[Start Data section]
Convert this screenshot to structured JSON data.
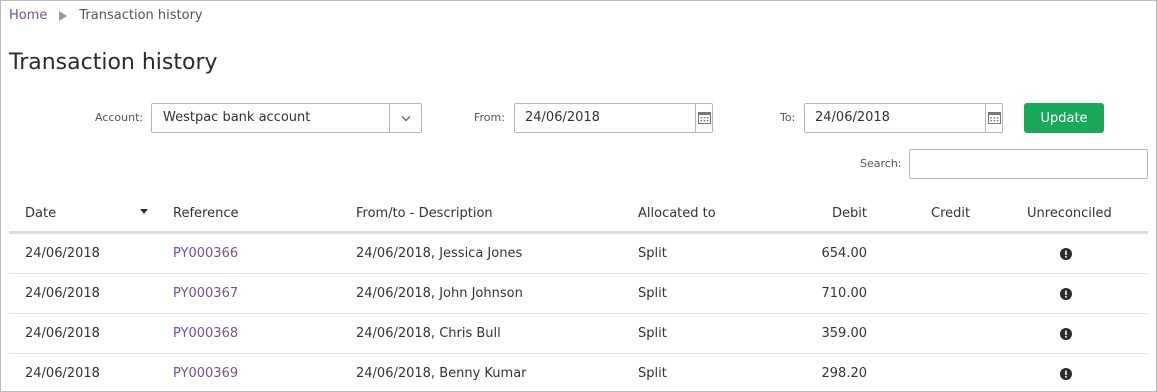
{
  "breadcrumb": {
    "home": "Home",
    "current": "Transaction history"
  },
  "page_title": "Transaction history",
  "filters": {
    "account_label": "Account:",
    "account_value": "Westpac bank account",
    "from_label": "From:",
    "from_value": "24/06/2018",
    "to_label": "To:",
    "to_value": "24/06/2018",
    "update_label": "Update",
    "search_label": "Search:",
    "search_value": ""
  },
  "table": {
    "headers": {
      "date": "Date",
      "reference": "Reference",
      "description": "From/to - Description",
      "allocated": "Allocated to",
      "debit": "Debit",
      "credit": "Credit",
      "unreconciled": "Unreconciled"
    },
    "rows": [
      {
        "date": "24/06/2018",
        "reference": "PY000366",
        "description": "24/06/2018, Jessica Jones",
        "allocated": "Split",
        "debit": "654.00",
        "credit": ""
      },
      {
        "date": "24/06/2018",
        "reference": "PY000367",
        "description": "24/06/2018, John Johnson",
        "allocated": "Split",
        "debit": "710.00",
        "credit": ""
      },
      {
        "date": "24/06/2018",
        "reference": "PY000368",
        "description": "24/06/2018, Chris Bull",
        "allocated": "Split",
        "debit": "359.00",
        "credit": ""
      },
      {
        "date": "24/06/2018",
        "reference": "PY000369",
        "description": "24/06/2018, Benny Kumar",
        "allocated": "Split",
        "debit": "298.20",
        "credit": ""
      }
    ]
  },
  "icons": {
    "breadcrumb_separator": "triangle-right-icon",
    "dropdown": "chevron-down-icon",
    "calendar": "calendar-icon",
    "sort": "sort-desc-icon",
    "unreconciled": "exclamation-circle-icon"
  },
  "colors": {
    "link": "#7a4e9c",
    "primary_button": "#1aa85b"
  }
}
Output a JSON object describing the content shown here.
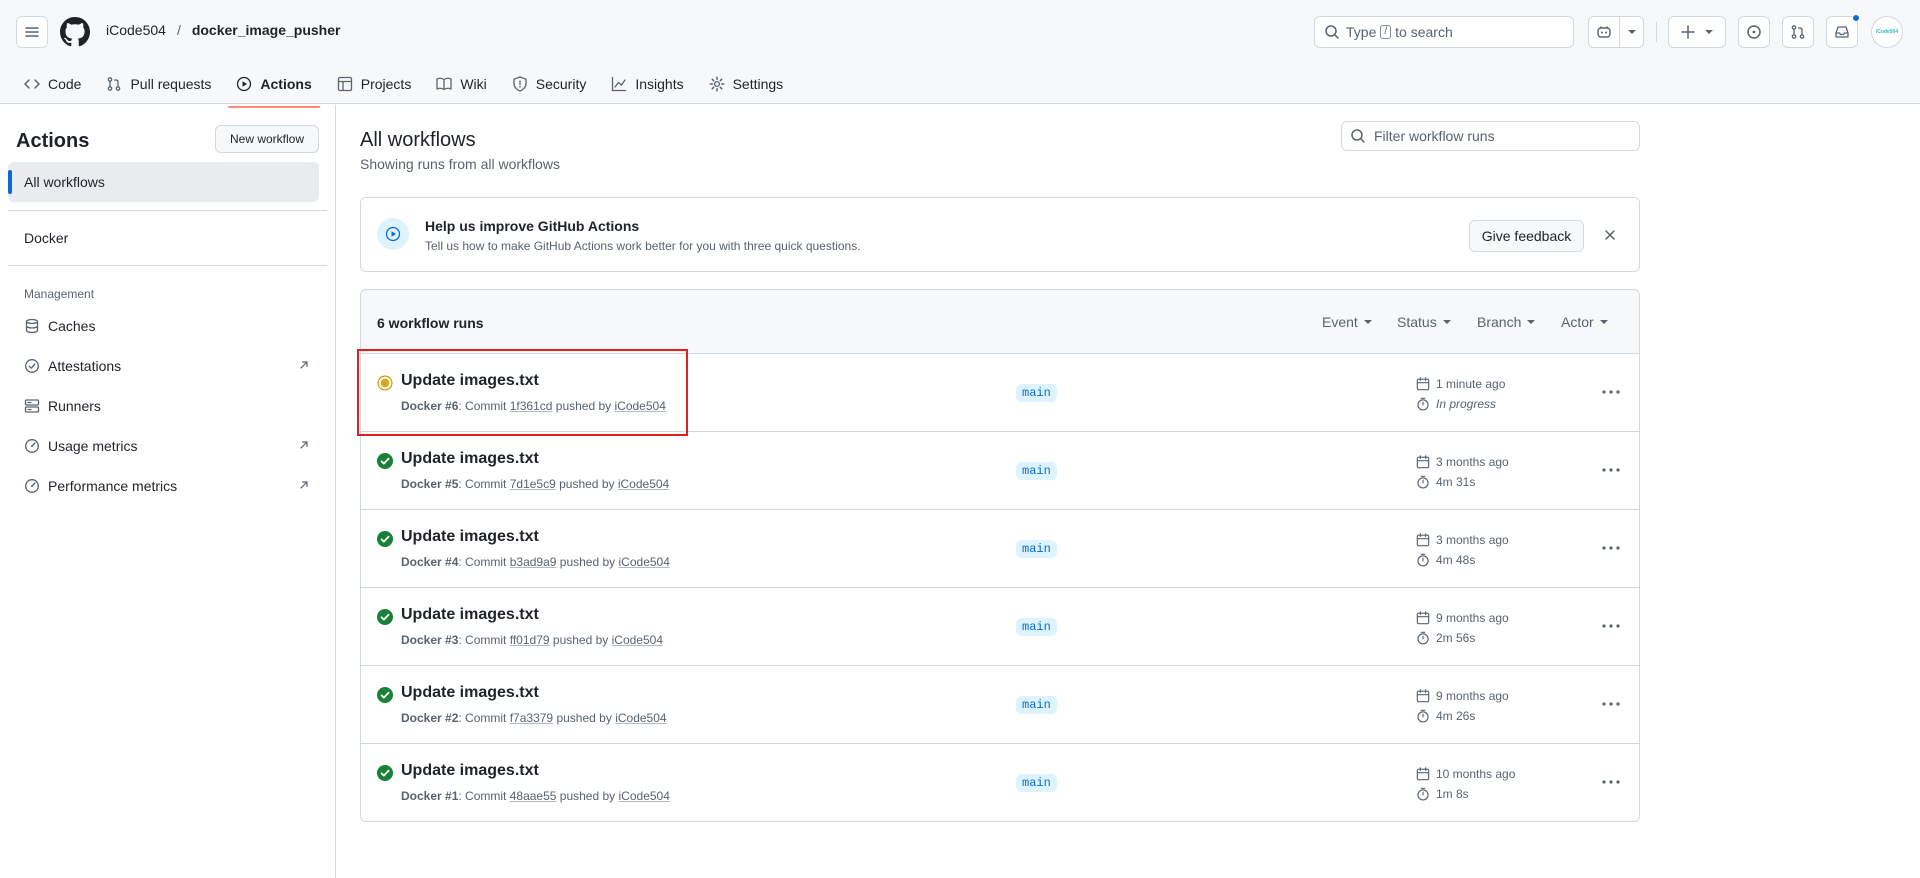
{
  "repo": {
    "owner": "iCode504",
    "separator": "/",
    "name": "docker_image_pusher"
  },
  "search": {
    "before": "Type",
    "key": "/",
    "after": "to search"
  },
  "avatar": {
    "text": "iCode504"
  },
  "nav": [
    {
      "label": "Code",
      "icon": "code-icon"
    },
    {
      "label": "Pull requests",
      "icon": "pull-request-icon"
    },
    {
      "label": "Actions",
      "icon": "play-icon",
      "active": true
    },
    {
      "label": "Projects",
      "icon": "table-icon"
    },
    {
      "label": "Wiki",
      "icon": "book-icon"
    },
    {
      "label": "Security",
      "icon": "shield-icon"
    },
    {
      "label": "Insights",
      "icon": "graph-icon"
    },
    {
      "label": "Settings",
      "icon": "gear-icon"
    }
  ],
  "sidebar": {
    "title": "Actions",
    "new_workflow": "New workflow",
    "all_workflows": "All workflows",
    "workflows": [
      "Docker"
    ],
    "management_heading": "Management",
    "management": [
      {
        "label": "Caches",
        "icon": "database-icon",
        "external": false
      },
      {
        "label": "Attestations",
        "icon": "verified-icon",
        "external": true
      },
      {
        "label": "Runners",
        "icon": "server-icon",
        "external": false
      },
      {
        "label": "Usage metrics",
        "icon": "meter-icon",
        "external": true
      },
      {
        "label": "Performance metrics",
        "icon": "meter-icon",
        "external": true
      }
    ]
  },
  "main": {
    "title": "All workflows",
    "subtitle": "Showing runs from all workflows",
    "filter_placeholder": "Filter workflow runs"
  },
  "banner": {
    "title": "Help us improve GitHub Actions",
    "description": "Tell us how to make GitHub Actions work better for you with three quick questions.",
    "button": "Give feedback"
  },
  "runs": {
    "count": "6 workflow runs",
    "filters": [
      "Event",
      "Status",
      "Branch",
      "Actor"
    ],
    "items": [
      {
        "title": "Update images.txt",
        "workflow": "Docker #6",
        "commit_label": ": Commit",
        "sha": "1f361cd",
        "pushed": "pushed by",
        "user": "iCode504",
        "branch": "main",
        "when": "1 minute ago",
        "duration": "In progress",
        "status": "in_progress"
      },
      {
        "title": "Update images.txt",
        "workflow": "Docker #5",
        "commit_label": ": Commit",
        "sha": "7d1e5c9",
        "pushed": "pushed by",
        "user": "iCode504",
        "branch": "main",
        "when": "3 months ago",
        "duration": "4m 31s",
        "status": "success"
      },
      {
        "title": "Update images.txt",
        "workflow": "Docker #4",
        "commit_label": ": Commit",
        "sha": "b3ad9a9",
        "pushed": "pushed by",
        "user": "iCode504",
        "branch": "main",
        "when": "3 months ago",
        "duration": "4m 48s",
        "status": "success"
      },
      {
        "title": "Update images.txt",
        "workflow": "Docker #3",
        "commit_label": ": Commit",
        "sha": "ff01d79",
        "pushed": "pushed by",
        "user": "iCode504",
        "branch": "main",
        "when": "9 months ago",
        "duration": "2m 56s",
        "status": "success"
      },
      {
        "title": "Update images.txt",
        "workflow": "Docker #2",
        "commit_label": ": Commit",
        "sha": "f7a3379",
        "pushed": "pushed by",
        "user": "iCode504",
        "branch": "main",
        "when": "9 months ago",
        "duration": "4m 26s",
        "status": "success"
      },
      {
        "title": "Update images.txt",
        "workflow": "Docker #1",
        "commit_label": ": Commit",
        "sha": "48aae55",
        "pushed": "pushed by",
        "user": "iCode504",
        "branch": "main",
        "when": "10 months ago",
        "duration": "1m 8s",
        "status": "success"
      }
    ]
  },
  "colors": {
    "accent": "#0969da",
    "success": "#1a7f37",
    "in_progress": "#bf8700",
    "tab_underline": "#fd8c73",
    "annotation": "#e02020"
  }
}
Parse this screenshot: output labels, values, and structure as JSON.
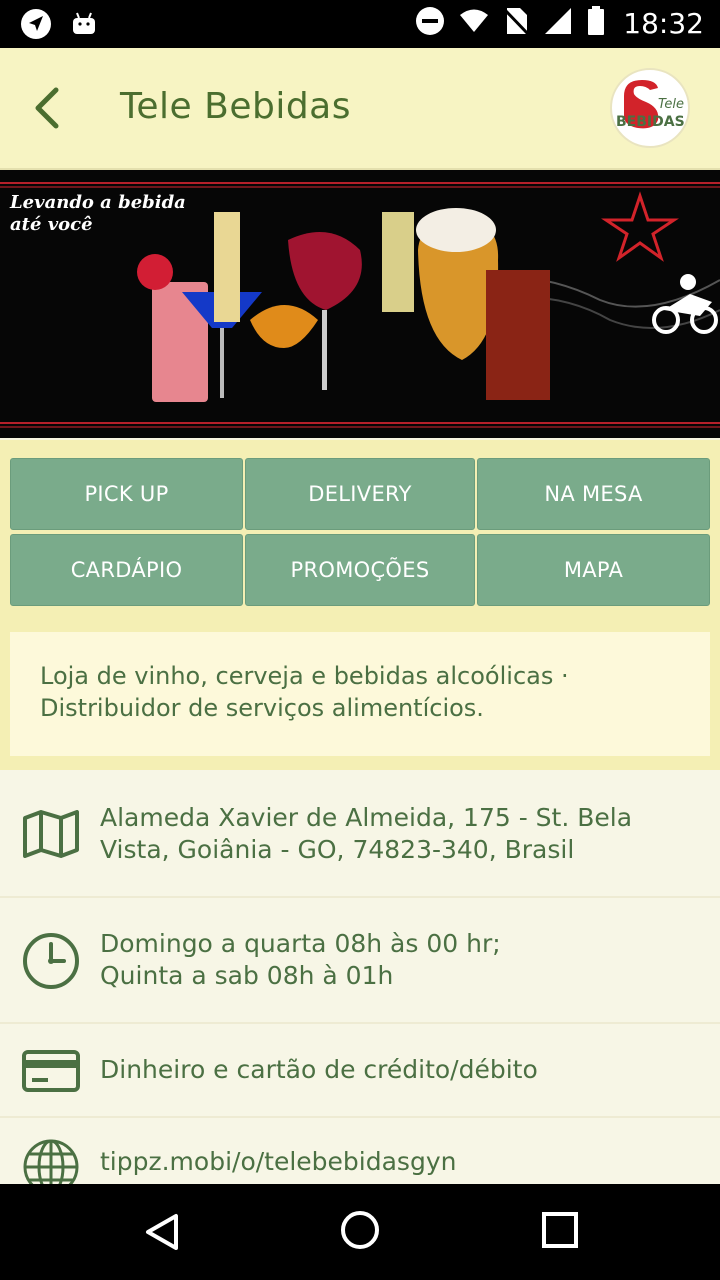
[End Data section]
Where a line in the material above holds "reference", copy that line.

      "reference": "Reference",
        "reference": "PY000366",
        "reference": "PY000367",
        "reference": "PY000368",
        "reference": "PY000369",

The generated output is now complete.